Studio album by Weather Report
- Released: June 1974
- Recorded: November 1973 – March 1974
- Studio: Devonshire Sound Studios, Los Angeles
- Genre: Jazz fusion
- Length: 48:17
- Label: Columbia
- Producer: Josef Zawinul, Wayne Shorter

Weather Report chronology
| Sweetnighter (1973) | Mysterious Traveller (1974) | Tale Spinnin' (1975) |

= Mysterious Traveller =

Mysterious Traveller is the fourth studio album by the jazz and jazz fusion ensemble Weather Report, released in 1974. This was their final recording with founding bassist Miroslav Vitouš, who left due to creative differences. Vitouš was replaced by Alphonso Johnson. Another addition to the line-up is drummer Ishmael Wilburn. Greg Errico was the drummer for the tour between the previously released Sweetnighter and this album, but declined an invitation to be a permanent member of the band.

**Set tasks**:
A. Translate this sentence from the album text into Spanish: "Vitouš was replaced by Alphonso Johnson."
B. According to the album text, who drummed for Weather Report on the tour between Sweetnighter and Mysterious Traveller?
The material after the album text is separate from it.

**Excerpted data**:
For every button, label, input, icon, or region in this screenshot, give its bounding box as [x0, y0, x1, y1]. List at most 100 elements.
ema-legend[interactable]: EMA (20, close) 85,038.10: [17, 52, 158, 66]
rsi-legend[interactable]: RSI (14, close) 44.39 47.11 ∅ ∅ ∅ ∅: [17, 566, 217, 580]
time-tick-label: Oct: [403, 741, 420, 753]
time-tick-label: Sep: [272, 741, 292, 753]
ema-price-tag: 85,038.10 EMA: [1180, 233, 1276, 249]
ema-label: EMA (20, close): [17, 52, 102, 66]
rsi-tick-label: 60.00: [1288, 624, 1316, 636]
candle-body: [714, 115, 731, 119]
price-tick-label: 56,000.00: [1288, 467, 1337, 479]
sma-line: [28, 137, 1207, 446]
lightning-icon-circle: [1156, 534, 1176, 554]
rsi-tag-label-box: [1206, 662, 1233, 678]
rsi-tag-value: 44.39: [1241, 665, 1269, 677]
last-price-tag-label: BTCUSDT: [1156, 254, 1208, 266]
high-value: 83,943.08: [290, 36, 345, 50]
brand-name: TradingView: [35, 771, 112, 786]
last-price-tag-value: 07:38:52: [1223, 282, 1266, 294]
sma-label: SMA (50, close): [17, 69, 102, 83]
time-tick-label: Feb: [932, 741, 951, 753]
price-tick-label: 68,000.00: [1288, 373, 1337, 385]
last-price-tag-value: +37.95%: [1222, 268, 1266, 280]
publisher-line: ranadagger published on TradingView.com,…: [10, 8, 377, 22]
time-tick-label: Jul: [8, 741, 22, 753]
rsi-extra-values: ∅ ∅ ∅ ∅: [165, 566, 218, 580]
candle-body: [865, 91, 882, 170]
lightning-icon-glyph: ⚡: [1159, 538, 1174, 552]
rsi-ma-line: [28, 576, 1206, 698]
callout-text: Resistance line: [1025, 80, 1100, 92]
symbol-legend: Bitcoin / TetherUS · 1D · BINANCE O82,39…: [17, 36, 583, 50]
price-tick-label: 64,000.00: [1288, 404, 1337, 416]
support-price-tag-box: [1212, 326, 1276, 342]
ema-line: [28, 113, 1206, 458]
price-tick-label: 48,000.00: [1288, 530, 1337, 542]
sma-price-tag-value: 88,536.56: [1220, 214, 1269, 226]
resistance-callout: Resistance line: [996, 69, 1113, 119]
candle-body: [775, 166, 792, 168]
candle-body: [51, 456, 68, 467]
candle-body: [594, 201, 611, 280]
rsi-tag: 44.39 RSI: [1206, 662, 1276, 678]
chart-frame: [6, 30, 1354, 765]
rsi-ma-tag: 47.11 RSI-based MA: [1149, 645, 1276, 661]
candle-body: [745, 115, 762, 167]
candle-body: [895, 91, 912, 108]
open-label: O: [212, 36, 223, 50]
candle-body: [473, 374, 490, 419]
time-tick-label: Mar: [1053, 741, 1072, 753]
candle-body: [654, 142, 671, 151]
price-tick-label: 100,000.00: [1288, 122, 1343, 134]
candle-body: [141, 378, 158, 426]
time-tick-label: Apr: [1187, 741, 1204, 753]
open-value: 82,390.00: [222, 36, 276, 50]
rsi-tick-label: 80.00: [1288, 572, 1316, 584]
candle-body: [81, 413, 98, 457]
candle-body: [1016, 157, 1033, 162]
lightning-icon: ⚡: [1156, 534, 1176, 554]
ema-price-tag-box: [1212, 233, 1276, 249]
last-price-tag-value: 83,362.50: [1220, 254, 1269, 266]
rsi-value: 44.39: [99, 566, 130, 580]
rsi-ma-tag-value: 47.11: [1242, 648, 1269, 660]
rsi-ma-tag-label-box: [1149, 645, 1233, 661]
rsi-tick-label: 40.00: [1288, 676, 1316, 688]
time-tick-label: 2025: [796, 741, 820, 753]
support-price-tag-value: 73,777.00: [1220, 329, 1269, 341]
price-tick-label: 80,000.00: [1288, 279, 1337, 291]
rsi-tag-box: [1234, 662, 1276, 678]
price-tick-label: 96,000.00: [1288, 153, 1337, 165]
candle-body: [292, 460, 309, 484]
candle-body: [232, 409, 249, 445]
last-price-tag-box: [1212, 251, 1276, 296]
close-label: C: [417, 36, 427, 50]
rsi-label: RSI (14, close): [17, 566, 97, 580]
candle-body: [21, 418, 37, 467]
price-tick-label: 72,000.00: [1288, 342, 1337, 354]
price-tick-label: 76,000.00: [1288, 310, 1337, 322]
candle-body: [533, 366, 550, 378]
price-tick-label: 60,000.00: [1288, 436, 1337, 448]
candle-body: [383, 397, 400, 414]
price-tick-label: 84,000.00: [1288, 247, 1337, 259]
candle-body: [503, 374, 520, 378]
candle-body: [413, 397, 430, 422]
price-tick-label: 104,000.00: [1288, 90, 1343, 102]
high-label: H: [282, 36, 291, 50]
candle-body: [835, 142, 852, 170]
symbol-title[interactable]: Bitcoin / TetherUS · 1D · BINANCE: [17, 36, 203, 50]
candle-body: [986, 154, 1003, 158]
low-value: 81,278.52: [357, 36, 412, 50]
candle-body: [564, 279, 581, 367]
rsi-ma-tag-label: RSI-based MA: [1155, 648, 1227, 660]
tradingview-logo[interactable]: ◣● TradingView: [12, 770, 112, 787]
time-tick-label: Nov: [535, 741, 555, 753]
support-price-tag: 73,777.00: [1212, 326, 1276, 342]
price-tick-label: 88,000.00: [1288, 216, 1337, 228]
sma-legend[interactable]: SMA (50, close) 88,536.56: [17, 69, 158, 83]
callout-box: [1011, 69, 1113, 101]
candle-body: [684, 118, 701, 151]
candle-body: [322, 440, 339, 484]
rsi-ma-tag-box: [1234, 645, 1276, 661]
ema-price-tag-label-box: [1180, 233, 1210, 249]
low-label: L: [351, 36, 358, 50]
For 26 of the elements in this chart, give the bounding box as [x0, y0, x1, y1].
==
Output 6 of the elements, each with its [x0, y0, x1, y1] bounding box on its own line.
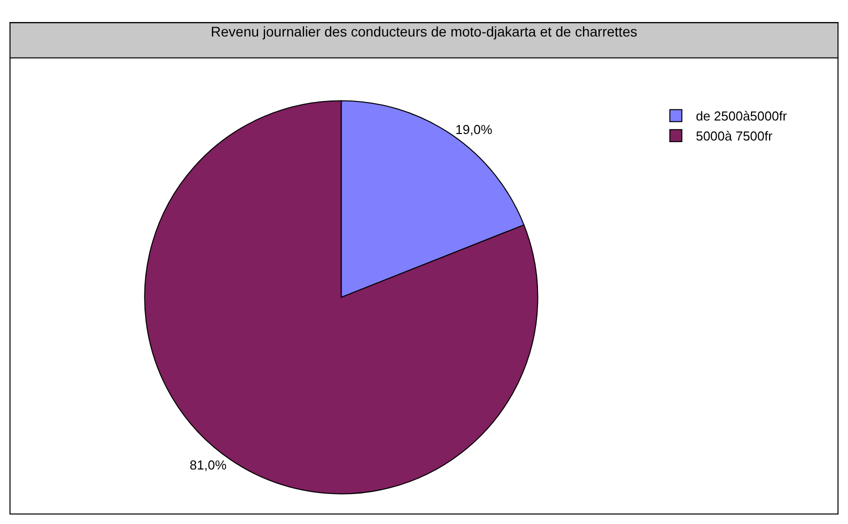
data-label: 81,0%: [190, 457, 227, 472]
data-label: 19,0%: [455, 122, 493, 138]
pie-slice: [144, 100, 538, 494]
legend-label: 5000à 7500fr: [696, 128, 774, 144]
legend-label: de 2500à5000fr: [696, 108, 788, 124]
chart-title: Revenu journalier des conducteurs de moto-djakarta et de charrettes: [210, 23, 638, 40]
---
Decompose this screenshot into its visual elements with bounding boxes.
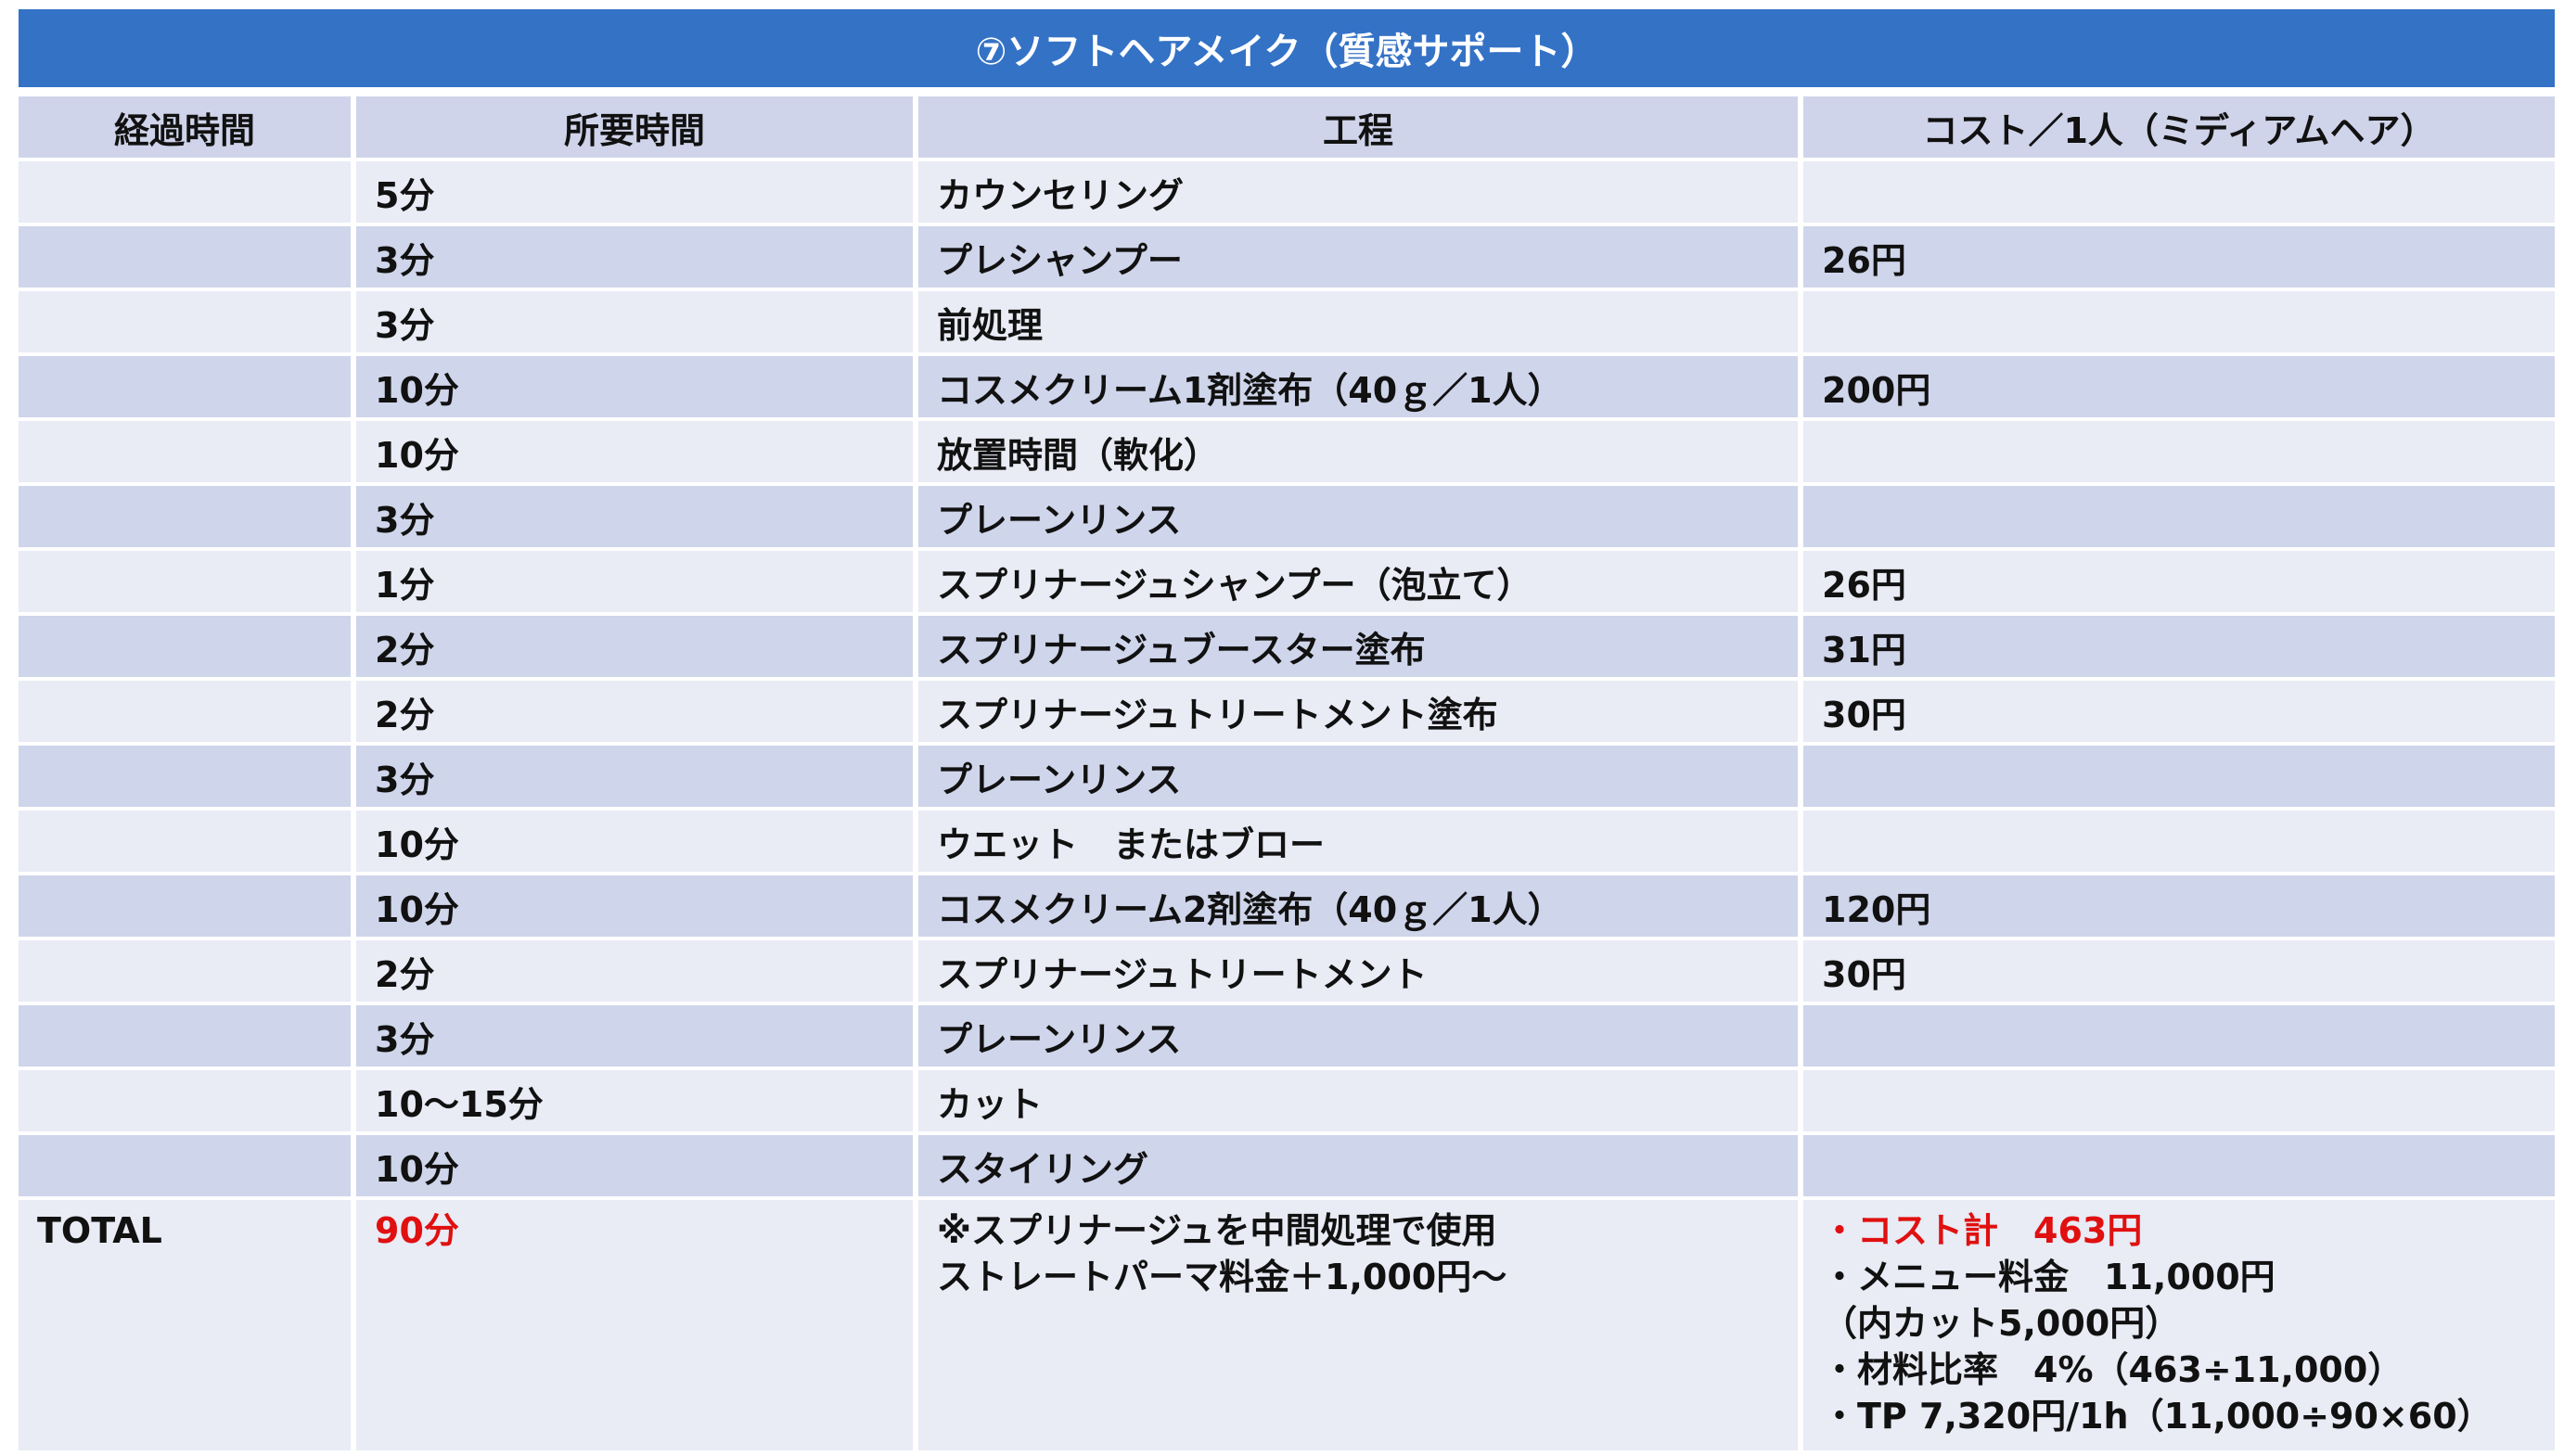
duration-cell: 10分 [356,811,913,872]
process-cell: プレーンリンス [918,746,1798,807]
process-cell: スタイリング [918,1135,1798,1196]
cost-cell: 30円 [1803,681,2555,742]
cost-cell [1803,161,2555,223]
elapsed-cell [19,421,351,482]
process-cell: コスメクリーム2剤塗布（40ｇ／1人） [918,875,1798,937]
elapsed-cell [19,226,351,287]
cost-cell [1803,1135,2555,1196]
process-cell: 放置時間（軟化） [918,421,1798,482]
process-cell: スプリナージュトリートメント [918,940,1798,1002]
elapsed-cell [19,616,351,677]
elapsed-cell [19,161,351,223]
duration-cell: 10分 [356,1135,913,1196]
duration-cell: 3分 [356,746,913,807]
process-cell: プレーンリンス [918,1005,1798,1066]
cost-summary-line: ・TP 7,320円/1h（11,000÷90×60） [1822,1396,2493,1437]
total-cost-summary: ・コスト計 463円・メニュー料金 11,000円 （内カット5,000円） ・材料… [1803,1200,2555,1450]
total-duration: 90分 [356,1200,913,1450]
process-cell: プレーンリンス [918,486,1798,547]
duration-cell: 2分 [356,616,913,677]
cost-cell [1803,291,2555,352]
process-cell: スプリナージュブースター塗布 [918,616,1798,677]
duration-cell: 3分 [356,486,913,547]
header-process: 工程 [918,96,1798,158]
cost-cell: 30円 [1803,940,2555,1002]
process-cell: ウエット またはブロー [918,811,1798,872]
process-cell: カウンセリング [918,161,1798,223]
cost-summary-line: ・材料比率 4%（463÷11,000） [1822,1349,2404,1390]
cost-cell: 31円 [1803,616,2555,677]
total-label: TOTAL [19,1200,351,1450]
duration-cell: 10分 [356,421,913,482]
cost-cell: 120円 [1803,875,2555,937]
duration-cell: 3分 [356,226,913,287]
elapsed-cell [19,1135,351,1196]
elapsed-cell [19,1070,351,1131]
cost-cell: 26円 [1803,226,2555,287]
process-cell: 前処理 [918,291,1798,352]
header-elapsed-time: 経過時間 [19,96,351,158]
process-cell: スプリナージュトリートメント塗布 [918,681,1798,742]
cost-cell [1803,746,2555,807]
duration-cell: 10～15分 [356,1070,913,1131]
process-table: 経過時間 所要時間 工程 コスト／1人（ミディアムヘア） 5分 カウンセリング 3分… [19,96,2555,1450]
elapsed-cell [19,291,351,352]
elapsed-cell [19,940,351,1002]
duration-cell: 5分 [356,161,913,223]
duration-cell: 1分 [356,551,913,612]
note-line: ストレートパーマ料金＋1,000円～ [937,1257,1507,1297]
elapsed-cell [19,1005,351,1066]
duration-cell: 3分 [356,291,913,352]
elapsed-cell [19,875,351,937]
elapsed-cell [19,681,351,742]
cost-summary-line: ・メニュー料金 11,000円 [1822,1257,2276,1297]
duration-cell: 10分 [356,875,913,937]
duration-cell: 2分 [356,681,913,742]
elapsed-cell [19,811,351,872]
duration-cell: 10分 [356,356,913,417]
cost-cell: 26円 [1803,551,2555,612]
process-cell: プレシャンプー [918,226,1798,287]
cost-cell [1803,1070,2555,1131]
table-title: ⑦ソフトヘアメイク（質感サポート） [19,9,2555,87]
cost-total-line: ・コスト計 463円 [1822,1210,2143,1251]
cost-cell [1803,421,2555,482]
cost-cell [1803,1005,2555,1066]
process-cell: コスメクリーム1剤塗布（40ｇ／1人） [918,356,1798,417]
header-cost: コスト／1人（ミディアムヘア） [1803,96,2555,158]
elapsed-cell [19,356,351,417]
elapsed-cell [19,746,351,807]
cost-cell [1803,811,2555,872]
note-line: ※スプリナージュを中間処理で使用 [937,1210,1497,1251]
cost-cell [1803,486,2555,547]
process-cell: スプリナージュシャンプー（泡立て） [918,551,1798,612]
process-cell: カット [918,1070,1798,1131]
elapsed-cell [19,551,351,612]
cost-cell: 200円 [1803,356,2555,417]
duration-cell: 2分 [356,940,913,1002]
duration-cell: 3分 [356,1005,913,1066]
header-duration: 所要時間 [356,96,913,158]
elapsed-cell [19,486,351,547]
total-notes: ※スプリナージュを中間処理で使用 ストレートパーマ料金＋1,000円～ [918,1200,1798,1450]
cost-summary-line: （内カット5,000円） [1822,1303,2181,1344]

**Solutions in order**:
A. Vitouš fue reemplazado por Alphonso Johnson.

B. Greg Errico